## What this task involves:
Pull every line containing "frac" out of the material below.

## Supplied material:
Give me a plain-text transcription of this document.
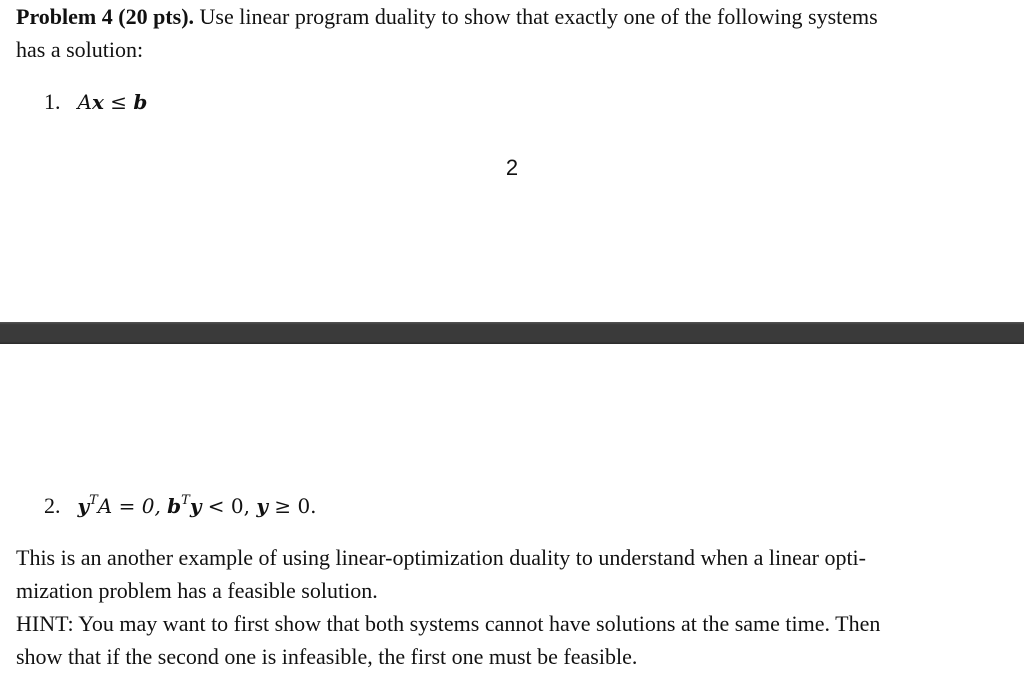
Problem 4 (20 pts). Use linear program duality to show that exactly one of the following systems
has a solution:
1. Ax ≤ b
2
2. $y^TA = 0$, $b^Ty < 0$, y ≥ 0.
This is an another example of using linear-optimization duality to understand when a linear opti-
mization problem has a feasible solution.
HINT: You may want to first show that both systems cannot have solutions at the same time. Then
show that if the second one is infeasible, the first one must be feasible.
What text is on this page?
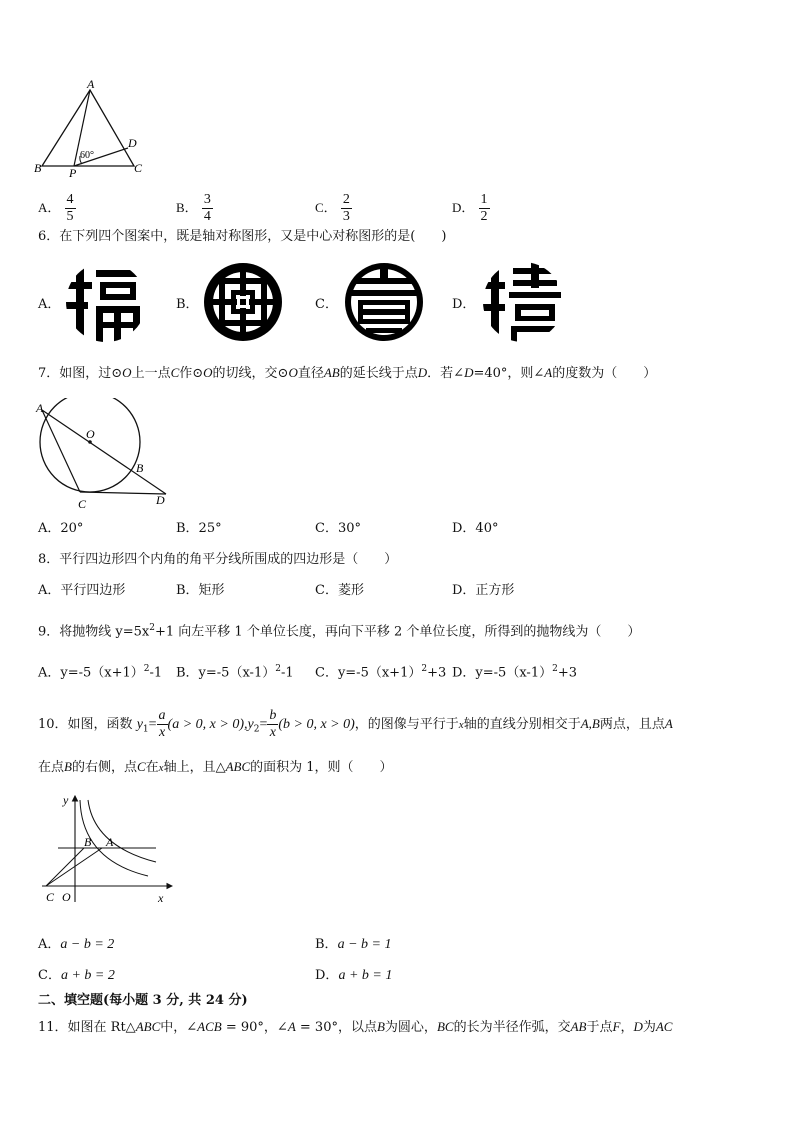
A
B	C
D
P
60°
A． $\frac{4}{5}$	B． $\frac{3}{4}$	C． $\frac{2}{3}$	D． $\frac{1}{2}$
6．在下列四个图案中，既是轴对称图形，又是中心对称图形的是(　　)
A．	B．	C．	D．
7．如图，过⊙O上一点C作⊙O的切线，交⊙O直径AB的延长线于点D．若∠D=40°，则∠A的度数为（　　）
A
O
B
C	D
A．20°	B．25°	C．30°	D．40°
8．平行四边形四个内角的角平分线所围成的四边形是（　　）
A．平行四边形	B．矩形	C．菱形	D．正方形
9．将抛物线 $y=5x^2+1$ 向左平移 1 个单位长度，再向下平移 2 个单位长度，所得到的抛物线为（　　）
A．$y=-5(x+1)^2-1$ B．$y=-5(x-1)^2-1$ C．$y=-5(x+1)^2+3$ D．$y=-5(x-1)^2+3$
10．如图，函数 $y_1= \frac{a}{x} (a > 0$, $x > 0),y_2= \frac{b}{x} (b > 0$, x > 0)，的图像与平行于x轴的直线分别相交于A,B两点，且点A
在点B的右侧，点C在x轴上，且△ABC的面积为 1，则（　　）
y
x
B A
C O
A．a − b = 2	B．a − b = 1
C．a + b = 2	D．a + b = 1
二、填空题(每小题 3 分, 共 24 分)
11．如图在 Rt△ABC中，∠ACB = 90°，∠A = 30°，以点B为圆心，BC的长为半径作弧，交AB于点F，D为AC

## Solution:
A． $\frac{4}{5}$	B． $\frac{3}{4}$	C． $\frac{2}{3}$	D． $\frac{1}{2}$
10．如图，函数 $y_1= \frac{a}{x} (a > 0$, $x > 0),y_2= \frac{b}{x} (b > 0$, x > 0)，的图像与平行于x轴的直线分别相交于A,B两点，且点A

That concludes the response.